─── Source excerpt
I recently placed 3rd at a casino night for our professional organization (always fun celebrating Asian American community and business ). I ended the night as chip leader with $1000+ in chips—stayed away from craps and roulette (the OGs still crushed those tables 😂), and yes… I really did have pocket aces and went all in. I love this game.
Here are some of the poker books I’ve found most useful—from fundamentals to decision-making frameworks:
I had the privilege of sharing an online poker table with Phil who gave me great tips that helped me win the next time I played online with my poker club and in-person at dxdy. He even offered to send me an autographed copy of his book!
Poker: The Real Deal - also by Phil Gordon and Jonathan Grotenstein if you want something easier to read as a beginner.
Her books are awesome reads with a psychological perspective that is unique compared to most other books that focus merely on quantitative analysis or Game Theory Optimal (GTO), but still focused on sound judgment and process of decision-making.
If you’re more interested in decision-making than just poker mechanics, Annie Duke’s books are some of the best:
Super nice guy I’ve connected with I would totally hire when I had more time. It’s great watching all his poker tips online and BTS (yes he posts on LinkedIn!).
Study the game. Respect the game. The table will show you the difference.
The reason all of these books matter isn’t just to improve how you play poker.
It’s that they train you to think in probabilities, not certainties.
To separate decision quality from outcomes.
To make moves based on incomplete information.
That’s the same mental model you use when:
building software
making product decisions
navigating uncertainty in real life
Once you start thinking this way, it’s hard to turn it off.
──────
─── Data entries
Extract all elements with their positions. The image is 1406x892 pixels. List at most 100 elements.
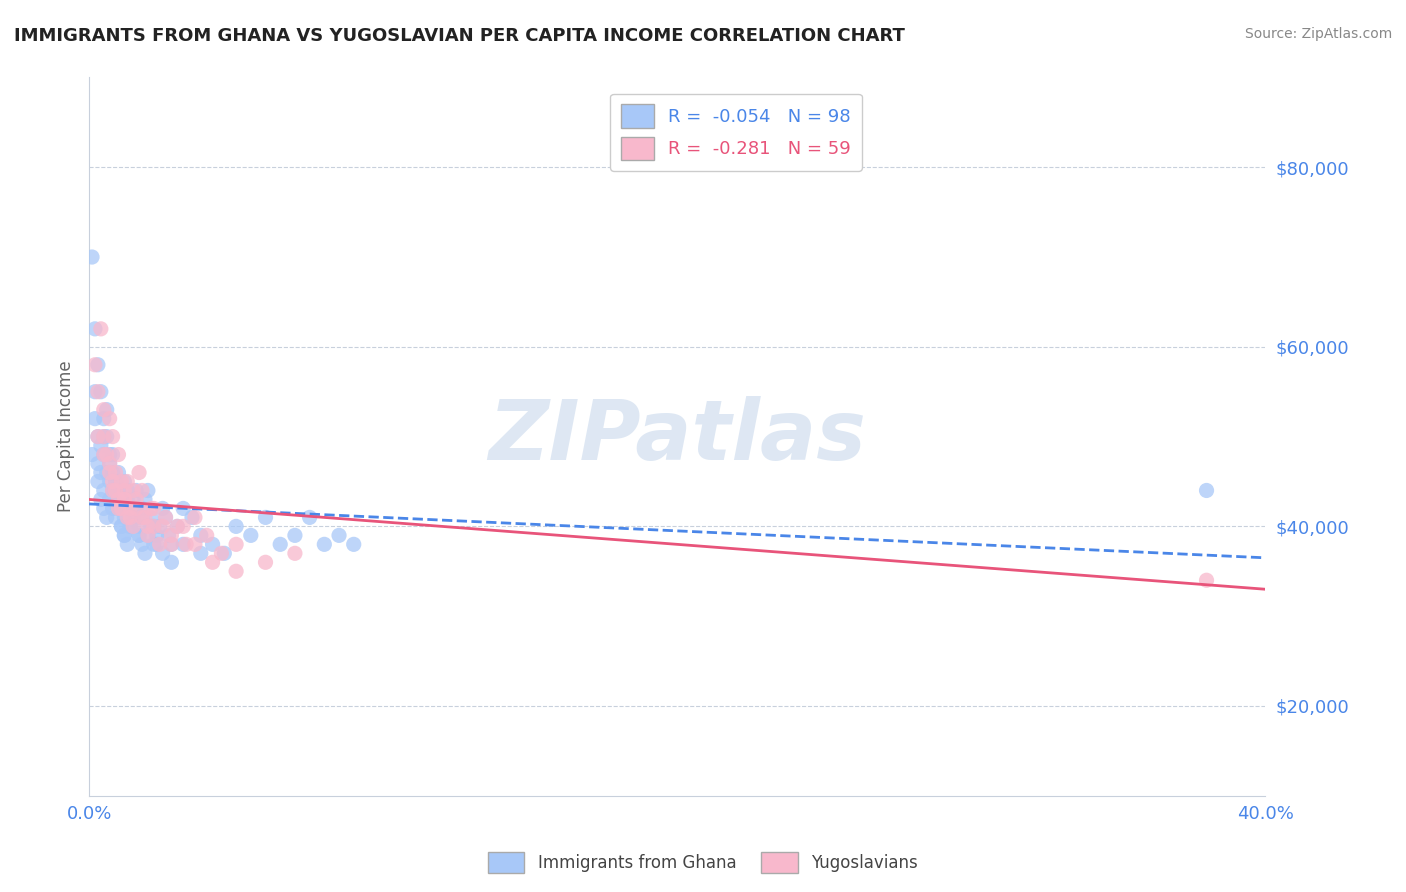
Point (149, 537, 172, 551)
Text: IMMIGRANTS FROM GHANA VS YUGOSLAVIAN PER CAPITA INCOME CORRELATION CHART: IMMIGRANTS FROM GHANA VS YUGOSLAVIAN PER… (14, 27, 905, 45)
Point (110, 492, 132, 507)
Point (128, 519, 150, 533)
Point (93, 402, 115, 417)
Point (112, 492, 135, 507)
Legend: R =  -0.054   N = 98, R =  -0.281   N = 59: R = -0.054 N = 98, R = -0.281 N = 59 (610, 94, 862, 170)
Point (107, 492, 129, 507)
Point (125, 501, 148, 516)
Point (160, 528, 183, 542)
Point (117, 475, 139, 489)
Point (90, 492, 112, 507)
Point (90, 322, 112, 336)
Point (172, 501, 194, 516)
Point (172, 519, 194, 533)
Point (149, 519, 172, 533)
Text: Source: ZipAtlas.com: Source: ZipAtlas.com (1244, 27, 1392, 41)
Point (120, 519, 142, 533)
Point (190, 546, 212, 560)
Point (104, 475, 127, 489)
Point (201, 555, 224, 569)
Point (93, 411, 115, 425)
Point (122, 519, 145, 533)
Point (98, 457, 121, 471)
Point (107, 501, 129, 516)
Point (120, 519, 142, 533)
Point (104, 466, 127, 480)
Point (87, 475, 110, 489)
Point (90, 439, 112, 453)
Point (190, 528, 212, 542)
Point (93, 483, 115, 498)
Point (98, 457, 121, 471)
Point (314, 537, 336, 551)
Point (101, 448, 124, 462)
Point (145, 528, 167, 542)
Point (101, 501, 124, 516)
Point (117, 483, 139, 498)
Point (87, 457, 110, 471)
Point (112, 475, 135, 489)
Point (96, 448, 118, 462)
Point (1195, 574, 1218, 588)
Point (184, 510, 207, 524)
Point (225, 564, 247, 578)
Point (98, 411, 121, 425)
Point (122, 483, 145, 498)
Point (93, 501, 115, 516)
Point (107, 448, 129, 462)
Point (128, 528, 150, 542)
Point (1195, 483, 1218, 498)
Point (128, 466, 150, 480)
Point (120, 501, 142, 516)
Point (254, 510, 277, 524)
Point (172, 537, 194, 551)
Point (284, 546, 307, 560)
Point (174, 537, 197, 551)
Point (101, 483, 124, 498)
Point (87, 384, 110, 399)
Point (93, 448, 115, 462)
Point (117, 537, 139, 551)
Point (201, 537, 224, 551)
Point (181, 510, 204, 524)
Point (142, 501, 165, 516)
Point (107, 501, 129, 516)
Point (93, 448, 115, 462)
Point (160, 537, 183, 551)
Point (98, 492, 121, 507)
Point (152, 546, 174, 560)
Point (112, 528, 135, 542)
Point (131, 501, 153, 516)
Point (101, 429, 124, 443)
Point (101, 483, 124, 498)
Point (166, 519, 188, 533)
Point (96, 510, 118, 524)
Point (84, 411, 107, 425)
Point (142, 519, 165, 533)
Point (104, 510, 127, 524)
Point (131, 537, 153, 551)
Point (98, 466, 121, 480)
Point (101, 475, 124, 489)
Point (254, 555, 277, 569)
Point (136, 483, 159, 498)
Point (298, 510, 321, 524)
Point (112, 483, 135, 498)
Point (136, 528, 159, 542)
Point (139, 510, 162, 524)
Point (104, 483, 127, 498)
Point (122, 501, 145, 516)
Point (125, 510, 148, 524)
Point (93, 429, 115, 443)
Point (101, 466, 124, 480)
Point (80, 448, 103, 462)
Point (214, 546, 236, 560)
Point (122, 492, 145, 507)
Point (145, 537, 167, 551)
Point (134, 510, 156, 524)
Point (110, 501, 132, 516)
Point (125, 492, 148, 507)
Point (117, 492, 139, 507)
Point (136, 528, 159, 542)
Point (80, 250, 103, 264)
──────
* [Problems and tasks]:
1. Rewrite the records starting with the line with "Point (149, 537, 172, 551)" and going on through the line with "Point (112, 492, 135, 507)", replacing "Point" with "Marker" and keeping everything else unchanged.
2. Carry on the post about poker books from where it stops.
The records are unrelated to the post about poker books.

* [Expected responses]:
1.
Marker (149, 537, 172, 551)
Text: IMMIGRANTS FROM GHANA VS YUGOSLAVIAN PER CAPITA INCOME CORRELATION CHART: IMMIGRANTS FROM GHANA VS YUGOSLAVIAN PER… (14, 27, 905, 45)
Marker (110, 492, 132, 507)
Marker (128, 519, 150, 533)
Marker (93, 402, 115, 417)
Marker (112, 492, 135, 507)

2.
As you can see from my anime otaku swag (deck and lanyard), Kakegurui is one of my all time favorite anime, which was adopted into the live action Netflix Series “The Bet,” which is also worth watching.
Poker is a game.
So is life.
The difference is—most people don’t realize they’re playing.
In the next post, I’ll break down how GameAI, the simulated multiverse, and poker all connect—and what that means for how we make decisions in the real world.
Productivity Workflows
Poker doesn’t just change how you play cards—it changes how you approach decisions more broadly.
That carries over directly into how you build, ship, and work.
On the productivity side, one of the most useful resources I’ve come across is Alex Chiou’s approach to building side projects.
I really enjoyed this course I took awhile back by Alex Chiou (co-founder of Taro - YC-backed company), “Build Side Projects With 500k+ Users: Shipping & Growing.”
His biggest takeaway:
“Done is better than perfect.”
Or more bluntly:
“Perfect is the enemy of done.”
As someone who tends to overbuild, this reframed how I think about shipping.
“Move fast and break things.” -Facebook/Meta motto
Alex has built a whopping number of side projects with tons of users over the years (30 apps for fun, 3 with 500K users and 5+ with 100K users).
His approach to measuring productivity over short timeframes helped me see exactly where I was getting stuck—mainly in overbuilding and overthinking.
I realized I’d been optimizing for perfection instead of iteration. Moving faster—even if things break—is often the better strategy.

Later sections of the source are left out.